INPUT ROWS:
———

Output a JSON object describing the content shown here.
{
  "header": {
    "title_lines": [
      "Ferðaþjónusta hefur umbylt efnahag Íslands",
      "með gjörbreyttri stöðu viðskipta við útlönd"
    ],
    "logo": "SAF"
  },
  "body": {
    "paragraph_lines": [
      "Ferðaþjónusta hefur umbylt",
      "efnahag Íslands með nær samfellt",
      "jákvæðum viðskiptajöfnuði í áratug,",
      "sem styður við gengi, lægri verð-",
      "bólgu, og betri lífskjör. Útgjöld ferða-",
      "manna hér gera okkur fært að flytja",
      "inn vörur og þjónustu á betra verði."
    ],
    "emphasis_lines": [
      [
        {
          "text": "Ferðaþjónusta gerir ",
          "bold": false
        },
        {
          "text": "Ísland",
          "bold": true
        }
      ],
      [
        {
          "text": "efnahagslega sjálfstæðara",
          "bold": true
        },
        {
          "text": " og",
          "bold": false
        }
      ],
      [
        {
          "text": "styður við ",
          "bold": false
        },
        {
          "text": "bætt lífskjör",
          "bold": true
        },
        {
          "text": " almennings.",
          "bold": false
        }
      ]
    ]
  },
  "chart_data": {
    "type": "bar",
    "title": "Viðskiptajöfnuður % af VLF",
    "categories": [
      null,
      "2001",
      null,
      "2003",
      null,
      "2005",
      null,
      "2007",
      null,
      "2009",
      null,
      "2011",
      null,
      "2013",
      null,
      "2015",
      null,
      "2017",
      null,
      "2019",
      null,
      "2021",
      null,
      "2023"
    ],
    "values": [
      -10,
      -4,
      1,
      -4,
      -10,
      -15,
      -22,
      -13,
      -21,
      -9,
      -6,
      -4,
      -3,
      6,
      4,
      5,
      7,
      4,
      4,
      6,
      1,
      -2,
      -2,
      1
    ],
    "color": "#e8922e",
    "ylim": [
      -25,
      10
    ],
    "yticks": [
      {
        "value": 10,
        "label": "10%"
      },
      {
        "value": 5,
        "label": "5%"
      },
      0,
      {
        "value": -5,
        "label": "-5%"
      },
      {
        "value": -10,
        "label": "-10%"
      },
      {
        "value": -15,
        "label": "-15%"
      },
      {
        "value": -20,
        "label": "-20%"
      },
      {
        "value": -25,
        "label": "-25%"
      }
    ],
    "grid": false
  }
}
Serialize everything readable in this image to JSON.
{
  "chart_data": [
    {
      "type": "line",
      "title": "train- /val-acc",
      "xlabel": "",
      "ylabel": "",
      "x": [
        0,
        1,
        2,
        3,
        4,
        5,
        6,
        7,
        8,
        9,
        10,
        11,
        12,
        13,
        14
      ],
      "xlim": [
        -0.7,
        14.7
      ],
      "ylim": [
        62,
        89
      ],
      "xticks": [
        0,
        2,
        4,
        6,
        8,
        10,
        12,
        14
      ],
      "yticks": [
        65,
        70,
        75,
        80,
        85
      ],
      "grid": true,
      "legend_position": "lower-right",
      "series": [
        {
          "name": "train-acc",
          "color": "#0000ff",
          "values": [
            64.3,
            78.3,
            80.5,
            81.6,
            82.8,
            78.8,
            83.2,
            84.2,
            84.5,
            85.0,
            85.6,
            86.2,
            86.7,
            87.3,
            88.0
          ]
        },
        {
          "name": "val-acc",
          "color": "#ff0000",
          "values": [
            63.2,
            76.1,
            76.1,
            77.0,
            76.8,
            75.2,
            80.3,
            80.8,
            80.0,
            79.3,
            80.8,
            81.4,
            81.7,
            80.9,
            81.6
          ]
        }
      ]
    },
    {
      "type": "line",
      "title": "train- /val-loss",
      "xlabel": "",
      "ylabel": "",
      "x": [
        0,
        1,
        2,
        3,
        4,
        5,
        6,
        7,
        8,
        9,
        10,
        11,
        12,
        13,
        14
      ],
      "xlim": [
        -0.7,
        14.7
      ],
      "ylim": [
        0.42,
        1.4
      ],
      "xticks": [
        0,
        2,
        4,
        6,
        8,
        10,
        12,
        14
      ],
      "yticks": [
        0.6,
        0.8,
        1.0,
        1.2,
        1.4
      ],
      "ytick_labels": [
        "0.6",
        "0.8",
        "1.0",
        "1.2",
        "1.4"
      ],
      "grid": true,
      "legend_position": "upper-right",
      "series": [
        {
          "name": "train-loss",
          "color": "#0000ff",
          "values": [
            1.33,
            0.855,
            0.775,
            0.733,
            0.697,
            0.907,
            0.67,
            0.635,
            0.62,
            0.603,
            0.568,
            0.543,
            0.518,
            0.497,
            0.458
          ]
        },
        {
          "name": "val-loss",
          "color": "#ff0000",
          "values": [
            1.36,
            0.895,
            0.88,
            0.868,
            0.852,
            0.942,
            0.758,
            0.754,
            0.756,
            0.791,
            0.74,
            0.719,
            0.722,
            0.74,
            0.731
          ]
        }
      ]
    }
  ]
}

———

DO THIS: Your task is to quote the listing above word for word.

SOLUTION TO THIS TASK:
Output a JSON object describing the content shown here.
{
  "header": {
    "title_lines": [
      "Ferðaþjónusta hefur umbylt efnahag Íslands",
      "með gjörbreyttri stöðu viðskipta við útlönd"
    ],
    "logo": "SAF"
  },
  "body": {
    "paragraph_lines": [
      "Ferðaþjónusta hefur umbylt",
      "efnahag Íslands með nær samfellt",
      "jákvæðum viðskiptajöfnuði í áratug,",
      "sem styður við gengi, lægri verð-",
      "bólgu, og betri lífskjör. Útgjöld ferða-",
      "manna hér gera okkur fært að flytja",
      "inn vörur og þjónustu á betra verði."
    ],
    "emphasis_lines": [
      [
        {
          "text": "Ferðaþjónusta gerir ",
          "bold": false
        },
        {
          "text": "Ísland",
          "bold": true
        }
      ],
      [
        {
          "text": "efnahagslega sjálfstæðara",
          "bold": true
        },
        {
          "text": " og",
          "bold": false
        }
      ],
      [
        {
          "text": "styður við ",
          "bold": false
        },
        {
          "text": "bætt lífskjör",
          "bold": true
        },
        {
          "text": " almennings.",
          "bold": false
        }
      ]
    ]
  },
  "chart_data": {
    "type": "bar",
    "title": "Viðskiptajöfnuður % af VLF",
    "categories": [
      null,
      "2001",
      null,
      "2003",
      null,
      "2005",
      null,
      "2007",
      null,
      "2009",
      null,
      "2011",
      null,
      "2013",
      null,
      "2015",
      null,
      "2017",
      null,
      "2019",
      null,
      "2021",
      null,
      "2023"
    ],
    "values": [
      -10,
      -4,
      1,
      -4,
      -10,
      -15,
      -22,
      -13,
      -21,
      -9,
      -6,
      -4,
      -3,
      6,
      4,
      5,
      7,
      4,
      4,
      6,
      1,
      -2,
      -2,
      1
    ],
    "color": "#e8922e",
    "ylim": [
      -25,
      10
    ],
    "yticks": [
      {
        "value": 10,
        "label": "10%"
      },
      {
        "value": 5,
        "label": "5%"
      },
      0,
      {
        "value": -5,
        "label": "-5%"
      },
      {
        "value": -10,
        "label": "-10%"
      },
      {
        "value": -15,
        "label": "-15%"
      },
      {
        "value": -20,
        "label": "-20%"
      },
      {
        "value": -25,
        "label": "-25%"
      }
    ],
    "grid": false
  }
}
Serialize everything readable in this image to JSON.
{
  "chart_data": [
    {
      "type": "line",
      "title": "train- /val-acc",
      "xlabel": "",
      "ylabel": "",
      "x": [
        0,
        1,
        2,
        3,
        4,
        5,
        6,
        7,
        8,
        9,
        10,
        11,
        12,
        13,
        14
      ],
      "xlim": [
        -0.7,
        14.7
      ],
      "ylim": [
        62,
        89
      ],
      "xticks": [
        0,
        2,
        4,
        6,
        8,
        10,
        12,
        14
      ],
      "yticks": [
        65,
        70,
        75,
        80,
        85
      ],
      "grid": true,
      "legend_position": "lower-right",
      "series": [
        {
          "name": "train-acc",
          "color": "#0000ff",
          "values": [
            64.3,
            78.3,
            80.5,
            81.6,
            82.8,
            78.8,
            83.2,
            84.2,
            84.5,
            85.0,
            85.6,
            86.2,
            86.7,
            87.3,
            88.0
          ]
        },
        {
          "name": "val-acc",
          "color": "#ff0000",
          "values": [
            63.2,
            76.1,
            76.1,
            77.0,
            76.8,
            75.2,
            80.3,
            80.8,
            80.0,
            79.3,
            80.8,
            81.4,
            81.7,
            80.9,
            81.6
          ]
        }
      ]
    },
    {
      "type": "line",
      "title": "train- /val-loss",
      "xlabel": "",
      "ylabel": "",
      "x": [
        0,
        1,
        2,
        3,
        4,
        5,
        6,
        7,
        8,
        9,
        10,
        11,
        12,
        13,
        14
      ],
      "xlim": [
        -0.7,
        14.7
      ],
      "ylim": [
        0.42,
        1.4
      ],
      "xticks": [
        0,
        2,
        4,
        6,
        8,
        10,
        12,
        14
      ],
      "yticks": [
        0.6,
        0.8,
        1.0,
        1.2,
        1.4
      ],
      "ytick_labels": [
        "0.6",
        "0.8",
        "1.0",
        "1.2",
        "1.4"
      ],
      "grid": true,
      "legend_position": "upper-right",
      "series": [
        {
          "name": "train-loss",
          "color": "#0000ff",
          "values": [
            1.33,
            0.855,
            0.775,
            0.733,
            0.697,
            0.907,
            0.67,
            0.635,
            0.62,
            0.603,
            0.568,
            0.543,
            0.518,
            0.497,
            0.458
          ]
        },
        {
          "name": "val-loss",
          "color": "#ff0000",
          "values": [
            1.36,
            0.895,
            0.88,
            0.868,
            0.852,
            0.942,
            0.758,
            0.754,
            0.756,
            0.791,
            0.74,
            0.719,
            0.722,
            0.74,
            0.731
          ]
        }
      ]
    }
  ]
}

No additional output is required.